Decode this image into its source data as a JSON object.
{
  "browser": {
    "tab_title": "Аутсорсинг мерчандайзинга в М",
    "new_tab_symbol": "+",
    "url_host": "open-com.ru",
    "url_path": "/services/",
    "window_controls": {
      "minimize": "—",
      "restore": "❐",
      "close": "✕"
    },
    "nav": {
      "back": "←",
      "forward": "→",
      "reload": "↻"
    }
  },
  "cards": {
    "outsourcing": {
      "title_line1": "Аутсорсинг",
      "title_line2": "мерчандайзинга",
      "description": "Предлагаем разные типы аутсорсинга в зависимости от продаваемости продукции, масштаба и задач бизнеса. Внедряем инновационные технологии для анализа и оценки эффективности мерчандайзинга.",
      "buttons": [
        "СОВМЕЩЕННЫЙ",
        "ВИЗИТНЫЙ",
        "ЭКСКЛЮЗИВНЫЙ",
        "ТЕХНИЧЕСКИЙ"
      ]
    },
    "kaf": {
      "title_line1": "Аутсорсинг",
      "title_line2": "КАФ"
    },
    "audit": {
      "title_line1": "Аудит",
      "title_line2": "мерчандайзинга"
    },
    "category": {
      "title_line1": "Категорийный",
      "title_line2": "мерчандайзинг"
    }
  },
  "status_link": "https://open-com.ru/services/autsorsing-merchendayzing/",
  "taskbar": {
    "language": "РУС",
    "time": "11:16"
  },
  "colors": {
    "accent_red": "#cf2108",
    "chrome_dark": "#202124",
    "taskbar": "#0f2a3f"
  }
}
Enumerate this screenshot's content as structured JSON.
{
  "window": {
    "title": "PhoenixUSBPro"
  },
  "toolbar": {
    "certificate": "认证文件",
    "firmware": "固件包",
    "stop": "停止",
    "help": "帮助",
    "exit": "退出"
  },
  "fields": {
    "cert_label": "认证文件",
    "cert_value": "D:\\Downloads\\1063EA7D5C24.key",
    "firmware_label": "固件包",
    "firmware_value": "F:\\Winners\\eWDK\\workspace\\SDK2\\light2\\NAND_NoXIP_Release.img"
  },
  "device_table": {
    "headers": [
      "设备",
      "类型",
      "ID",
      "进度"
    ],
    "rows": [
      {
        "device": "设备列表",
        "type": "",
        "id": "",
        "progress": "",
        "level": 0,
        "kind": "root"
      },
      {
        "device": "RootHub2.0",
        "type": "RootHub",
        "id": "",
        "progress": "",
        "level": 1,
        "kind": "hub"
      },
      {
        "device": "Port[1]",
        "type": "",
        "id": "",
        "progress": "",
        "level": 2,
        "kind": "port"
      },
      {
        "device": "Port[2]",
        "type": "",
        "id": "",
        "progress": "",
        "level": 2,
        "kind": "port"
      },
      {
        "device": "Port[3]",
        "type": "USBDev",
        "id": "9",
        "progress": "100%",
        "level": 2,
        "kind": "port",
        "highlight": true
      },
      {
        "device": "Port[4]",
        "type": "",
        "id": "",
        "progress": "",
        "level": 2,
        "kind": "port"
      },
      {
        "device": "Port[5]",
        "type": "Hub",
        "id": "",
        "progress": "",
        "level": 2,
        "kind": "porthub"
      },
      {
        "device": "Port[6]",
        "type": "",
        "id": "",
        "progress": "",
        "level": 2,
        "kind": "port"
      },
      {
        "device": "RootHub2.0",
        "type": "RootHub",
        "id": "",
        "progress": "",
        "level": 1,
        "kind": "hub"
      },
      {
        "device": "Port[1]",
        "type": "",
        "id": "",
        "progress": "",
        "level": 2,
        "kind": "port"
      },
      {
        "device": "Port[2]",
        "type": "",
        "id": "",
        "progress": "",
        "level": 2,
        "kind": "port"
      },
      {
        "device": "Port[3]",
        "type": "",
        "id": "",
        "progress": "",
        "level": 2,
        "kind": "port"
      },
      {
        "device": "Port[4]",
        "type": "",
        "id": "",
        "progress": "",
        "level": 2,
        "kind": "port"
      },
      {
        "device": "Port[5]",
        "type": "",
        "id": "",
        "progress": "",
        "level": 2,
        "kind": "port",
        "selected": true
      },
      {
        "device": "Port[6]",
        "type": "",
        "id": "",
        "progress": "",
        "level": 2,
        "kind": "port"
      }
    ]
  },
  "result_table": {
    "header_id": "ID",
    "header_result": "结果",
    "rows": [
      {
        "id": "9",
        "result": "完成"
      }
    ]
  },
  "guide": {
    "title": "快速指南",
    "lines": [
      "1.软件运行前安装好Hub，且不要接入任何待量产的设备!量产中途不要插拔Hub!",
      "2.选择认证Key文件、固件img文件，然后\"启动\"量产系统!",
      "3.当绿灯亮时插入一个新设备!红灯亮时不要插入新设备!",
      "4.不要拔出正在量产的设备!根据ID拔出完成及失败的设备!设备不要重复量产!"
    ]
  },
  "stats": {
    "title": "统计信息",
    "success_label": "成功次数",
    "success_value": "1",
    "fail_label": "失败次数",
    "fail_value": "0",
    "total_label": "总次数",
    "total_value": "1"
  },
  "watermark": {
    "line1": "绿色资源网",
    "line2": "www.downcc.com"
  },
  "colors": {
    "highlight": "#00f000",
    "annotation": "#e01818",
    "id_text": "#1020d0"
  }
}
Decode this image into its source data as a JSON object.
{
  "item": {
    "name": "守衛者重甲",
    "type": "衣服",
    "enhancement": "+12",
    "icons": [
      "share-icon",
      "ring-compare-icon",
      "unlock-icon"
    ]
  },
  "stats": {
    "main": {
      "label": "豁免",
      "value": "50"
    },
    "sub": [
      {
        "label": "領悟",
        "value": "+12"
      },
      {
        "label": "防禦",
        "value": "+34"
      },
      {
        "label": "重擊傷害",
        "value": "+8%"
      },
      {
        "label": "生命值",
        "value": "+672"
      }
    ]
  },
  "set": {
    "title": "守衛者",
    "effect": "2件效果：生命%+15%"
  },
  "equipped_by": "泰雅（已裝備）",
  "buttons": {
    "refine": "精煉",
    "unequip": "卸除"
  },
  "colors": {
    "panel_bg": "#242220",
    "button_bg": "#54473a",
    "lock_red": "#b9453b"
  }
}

> _Set problem_: Take the lines above and retype all of them exactly.

> _Result of the task_:
Decode this image into its source data as a JSON object.
{
  "browser": {
    "tab_title": "Аутсорсинг мерчандайзинга в М",
    "new_tab_symbol": "+",
    "url_host": "open-com.ru",
    "url_path": "/services/",
    "window_controls": {
      "minimize": "—",
      "restore": "❐",
      "close": "✕"
    },
    "nav": {
      "back": "←",
      "forward": "→",
      "reload": "↻"
    }
  },
  "cards": {
    "outsourcing": {
      "title_line1": "Аутсорсинг",
      "title_line2": "мерчандайзинга",
      "description": "Предлагаем разные типы аутсорсинга в зависимости от продаваемости продукции, масштаба и задач бизнеса. Внедряем инновационные технологии для анализа и оценки эффективности мерчандайзинга.",
      "buttons": [
        "СОВМЕЩЕННЫЙ",
        "ВИЗИТНЫЙ",
        "ЭКСКЛЮЗИВНЫЙ",
        "ТЕХНИЧЕСКИЙ"
      ]
    },
    "kaf": {
      "title_line1": "Аутсорсинг",
      "title_line2": "КАФ"
    },
    "audit": {
      "title_line1": "Аудит",
      "title_line2": "мерчандайзинга"
    },
    "category": {
      "title_line1": "Категорийный",
      "title_line2": "мерчандайзинг"
    }
  },
  "status_link": "https://open-com.ru/services/autsorsing-merchendayzing/",
  "taskbar": {
    "language": "РУС",
    "time": "11:16"
  },
  "colors": {
    "accent_red": "#cf2108",
    "chrome_dark": "#202124",
    "taskbar": "#0f2a3f"
  }
}
Enumerate this screenshot's content as structured JSON.
{
  "window": {
    "title": "PhoenixUSBPro"
  },
  "toolbar": {
    "certificate": "认证文件",
    "firmware": "固件包",
    "stop": "停止",
    "help": "帮助",
    "exit": "退出"
  },
  "fields": {
    "cert_label": "认证文件",
    "cert_value": "D:\\Downloads\\1063EA7D5C24.key",
    "firmware_label": "固件包",
    "firmware_value": "F:\\Winners\\eWDK\\workspace\\SDK2\\light2\\NAND_NoXIP_Release.img"
  },
  "device_table": {
    "headers": [
      "设备",
      "类型",
      "ID",
      "进度"
    ],
    "rows": [
      {
        "device": "设备列表",
        "type": "",
        "id": "",
        "progress": "",
        "level": 0,
        "kind": "root"
      },
      {
        "device": "RootHub2.0",
        "type": "RootHub",
        "id": "",
        "progress": "",
        "level": 1,
        "kind": "hub"
      },
      {
        "device": "Port[1]",
        "type": "",
        "id": "",
        "progress": "",
        "level": 2,
        "kind": "port"
      },
      {
        "device": "Port[2]",
        "type": "",
        "id": "",
        "progress": "",
        "level": 2,
        "kind": "port"
      },
      {
        "device": "Port[3]",
        "type": "USBDev",
        "id": "9",
        "progress": "100%",
        "level": 2,
        "kind": "port",
        "highlight": true
      },
      {
        "device": "Port[4]",
        "type": "",
        "id": "",
        "progress": "",
        "level": 2,
        "kind": "port"
      },
      {
        "device": "Port[5]",
        "type": "Hub",
        "id": "",
        "progress": "",
        "level": 2,
        "kind": "porthub"
      },
      {
        "device": "Port[6]",
        "type": "",
        "id": "",
        "progress": "",
        "level": 2,
        "kind": "port"
      },
      {
        "device": "RootHub2.0",
        "type": "RootHub",
        "id": "",
        "progress": "",
        "level": 1,
        "kind": "hub"
      },
      {
        "device": "Port[1]",
        "type": "",
        "id": "",
        "progress": "",
        "level": 2,
        "kind": "port"
      },
      {
        "device": "Port[2]",
        "type": "",
        "id": "",
        "progress": "",
        "level": 2,
        "kind": "port"
      },
      {
        "device": "Port[3]",
        "type": "",
        "id": "",
        "progress": "",
        "level": 2,
        "kind": "port"
      },
      {
        "device": "Port[4]",
        "type": "",
        "id": "",
        "progress": "",
        "level": 2,
        "kind": "port"
      },
      {
        "device": "Port[5]",
        "type": "",
        "id": "",
        "progress": "",
        "level": 2,
        "kind": "port",
        "selected": true
      },
      {
        "device": "Port[6]",
        "type": "",
        "id": "",
        "progress": "",
        "level": 2,
        "kind": "port"
      }
    ]
  },
  "result_table": {
    "header_id": "ID",
    "header_result": "结果",
    "rows": [
      {
        "id": "9",
        "result": "完成"
      }
    ]
  },
  "guide": {
    "title": "快速指南",
    "lines": [
      "1.软件运行前安装好Hub，且不要接入任何待量产的设备!量产中途不要插拔Hub!",
      "2.选择认证Key文件、固件img文件，然后\"启动\"量产系统!",
      "3.当绿灯亮时插入一个新设备!红灯亮时不要插入新设备!",
      "4.不要拔出正在量产的设备!根据ID拔出完成及失败的设备!设备不要重复量产!"
    ]
  },
  "stats": {
    "title": "统计信息",
    "success_label": "成功次数",
    "success_value": "1",
    "fail_label": "失败次数",
    "fail_value": "0",
    "total_label": "总次数",
    "total_value": "1"
  },
  "watermark": {
    "line1": "绿色资源网",
    "line2": "www.downcc.com"
  },
  "colors": {
    "highlight": "#00f000",
    "annotation": "#e01818",
    "id_text": "#1020d0"
  }
}
Decode this image into its source data as a JSON object.
{
  "item": {
    "name": "守衛者重甲",
    "type": "衣服",
    "enhancement": "+12",
    "icons": [
      "share-icon",
      "ring-compare-icon",
      "unlock-icon"
    ]
  },
  "stats": {
    "main": {
      "label": "豁免",
      "value": "50"
    },
    "sub": [
      {
        "label": "領悟",
        "value": "+12"
      },
      {
        "label": "防禦",
        "value": "+34"
      },
      {
        "label": "重擊傷害",
        "value": "+8%"
      },
      {
        "label": "生命值",
        "value": "+672"
      }
    ]
  },
  "set": {
    "title": "守衛者",
    "effect": "2件效果：生命%+15%"
  },
  "equipped_by": "泰雅（已裝備）",
  "buttons": {
    "refine": "精煉",
    "unequip": "卸除"
  },
  "colors": {
    "panel_bg": "#242220",
    "button_bg": "#54473a",
    "lock_red": "#b9453b"
  }
}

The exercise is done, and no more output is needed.